Figure data in JSON:
___
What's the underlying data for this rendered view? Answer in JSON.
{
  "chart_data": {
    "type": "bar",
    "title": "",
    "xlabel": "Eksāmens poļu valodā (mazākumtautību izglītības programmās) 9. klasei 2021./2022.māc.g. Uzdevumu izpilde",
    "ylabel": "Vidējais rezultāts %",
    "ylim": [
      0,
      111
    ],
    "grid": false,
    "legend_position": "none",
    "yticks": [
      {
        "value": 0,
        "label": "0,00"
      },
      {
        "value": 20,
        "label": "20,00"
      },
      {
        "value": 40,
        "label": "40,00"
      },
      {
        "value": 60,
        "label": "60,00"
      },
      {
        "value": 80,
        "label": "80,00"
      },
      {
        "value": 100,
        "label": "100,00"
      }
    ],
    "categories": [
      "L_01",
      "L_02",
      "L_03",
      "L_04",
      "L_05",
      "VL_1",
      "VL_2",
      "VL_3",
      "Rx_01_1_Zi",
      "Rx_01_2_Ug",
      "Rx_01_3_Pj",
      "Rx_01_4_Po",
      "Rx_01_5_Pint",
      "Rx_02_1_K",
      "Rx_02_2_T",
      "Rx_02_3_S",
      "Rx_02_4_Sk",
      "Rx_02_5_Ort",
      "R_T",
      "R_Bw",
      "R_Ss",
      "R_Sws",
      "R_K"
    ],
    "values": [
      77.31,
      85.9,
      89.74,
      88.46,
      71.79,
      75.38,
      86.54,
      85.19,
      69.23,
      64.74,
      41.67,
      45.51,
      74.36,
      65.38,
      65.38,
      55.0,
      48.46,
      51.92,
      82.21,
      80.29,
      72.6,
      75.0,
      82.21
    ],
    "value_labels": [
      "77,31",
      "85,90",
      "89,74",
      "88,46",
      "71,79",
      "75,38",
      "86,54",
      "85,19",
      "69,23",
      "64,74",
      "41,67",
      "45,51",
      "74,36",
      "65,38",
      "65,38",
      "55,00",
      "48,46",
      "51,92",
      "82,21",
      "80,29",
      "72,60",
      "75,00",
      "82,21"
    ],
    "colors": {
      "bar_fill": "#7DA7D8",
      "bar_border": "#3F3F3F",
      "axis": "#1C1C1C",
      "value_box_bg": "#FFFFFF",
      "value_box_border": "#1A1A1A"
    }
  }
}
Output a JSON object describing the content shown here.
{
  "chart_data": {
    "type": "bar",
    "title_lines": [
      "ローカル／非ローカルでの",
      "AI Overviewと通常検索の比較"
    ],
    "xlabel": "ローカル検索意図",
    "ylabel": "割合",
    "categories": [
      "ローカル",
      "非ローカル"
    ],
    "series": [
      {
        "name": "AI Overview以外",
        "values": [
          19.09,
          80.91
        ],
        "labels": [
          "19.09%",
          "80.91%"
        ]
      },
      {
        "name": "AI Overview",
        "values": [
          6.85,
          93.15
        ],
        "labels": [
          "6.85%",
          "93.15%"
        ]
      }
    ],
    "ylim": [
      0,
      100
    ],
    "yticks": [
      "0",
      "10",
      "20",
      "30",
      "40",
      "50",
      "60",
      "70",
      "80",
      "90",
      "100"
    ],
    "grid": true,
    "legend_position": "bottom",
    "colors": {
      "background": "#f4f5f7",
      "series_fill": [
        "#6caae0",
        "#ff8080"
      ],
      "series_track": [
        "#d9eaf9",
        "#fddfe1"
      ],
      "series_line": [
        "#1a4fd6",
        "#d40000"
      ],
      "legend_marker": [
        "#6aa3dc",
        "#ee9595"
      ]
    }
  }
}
___
**WORK INSTRUCTIONS**
From the listing above, reproduce all the lines exactly.

**THE REPLY**
What's the underlying data for this rendered view? Answer in JSON.
{
  "chart_data": {
    "type": "bar",
    "title": "",
    "xlabel": "Eksāmens poļu valodā (mazākumtautību izglītības programmās) 9. klasei 2021./2022.māc.g. Uzdevumu izpilde",
    "ylabel": "Vidējais rezultāts %",
    "ylim": [
      0,
      111
    ],
    "grid": false,
    "legend_position": "none",
    "yticks": [
      {
        "value": 0,
        "label": "0,00"
      },
      {
        "value": 20,
        "label": "20,00"
      },
      {
        "value": 40,
        "label": "40,00"
      },
      {
        "value": 60,
        "label": "60,00"
      },
      {
        "value": 80,
        "label": "80,00"
      },
      {
        "value": 100,
        "label": "100,00"
      }
    ],
    "categories": [
      "L_01",
      "L_02",
      "L_03",
      "L_04",
      "L_05",
      "VL_1",
      "VL_2",
      "VL_3",
      "Rx_01_1_Zi",
      "Rx_01_2_Ug",
      "Rx_01_3_Pj",
      "Rx_01_4_Po",
      "Rx_01_5_Pint",
      "Rx_02_1_K",
      "Rx_02_2_T",
      "Rx_02_3_S",
      "Rx_02_4_Sk",
      "Rx_02_5_Ort",
      "R_T",
      "R_Bw",
      "R_Ss",
      "R_Sws",
      "R_K"
    ],
    "values": [
      77.31,
      85.9,
      89.74,
      88.46,
      71.79,
      75.38,
      86.54,
      85.19,
      69.23,
      64.74,
      41.67,
      45.51,
      74.36,
      65.38,
      65.38,
      55.0,
      48.46,
      51.92,
      82.21,
      80.29,
      72.6,
      75.0,
      82.21
    ],
    "value_labels": [
      "77,31",
      "85,90",
      "89,74",
      "88,46",
      "71,79",
      "75,38",
      "86,54",
      "85,19",
      "69,23",
      "64,74",
      "41,67",
      "45,51",
      "74,36",
      "65,38",
      "65,38",
      "55,00",
      "48,46",
      "51,92",
      "82,21",
      "80,29",
      "72,60",
      "75,00",
      "82,21"
    ],
    "colors": {
      "bar_fill": "#7DA7D8",
      "bar_border": "#3F3F3F",
      "axis": "#1C1C1C",
      "value_box_bg": "#FFFFFF",
      "value_box_border": "#1A1A1A"
    }
  }
}
Output a JSON object describing the content shown here.
{
  "chart_data": {
    "type": "bar",
    "title_lines": [
      "ローカル／非ローカルでの",
      "AI Overviewと通常検索の比較"
    ],
    "xlabel": "ローカル検索意図",
    "ylabel": "割合",
    "categories": [
      "ローカル",
      "非ローカル"
    ],
    "series": [
      {
        "name": "AI Overview以外",
        "values": [
          19.09,
          80.91
        ],
        "labels": [
          "19.09%",
          "80.91%"
        ]
      },
      {
        "name": "AI Overview",
        "values": [
          6.85,
          93.15
        ],
        "labels": [
          "6.85%",
          "93.15%"
        ]
      }
    ],
    "ylim": [
      0,
      100
    ],
    "yticks": [
      "0",
      "10",
      "20",
      "30",
      "40",
      "50",
      "60",
      "70",
      "80",
      "90",
      "100"
    ],
    "grid": true,
    "legend_position": "bottom",
    "colors": {
      "background": "#f4f5f7",
      "series_fill": [
        "#6caae0",
        "#ff8080"
      ],
      "series_track": [
        "#d9eaf9",
        "#fddfe1"
      ],
      "series_line": [
        "#1a4fd6",
        "#d40000"
      ],
      "legend_marker": [
        "#6aa3dc",
        "#ee9595"
      ]
    }
  }
}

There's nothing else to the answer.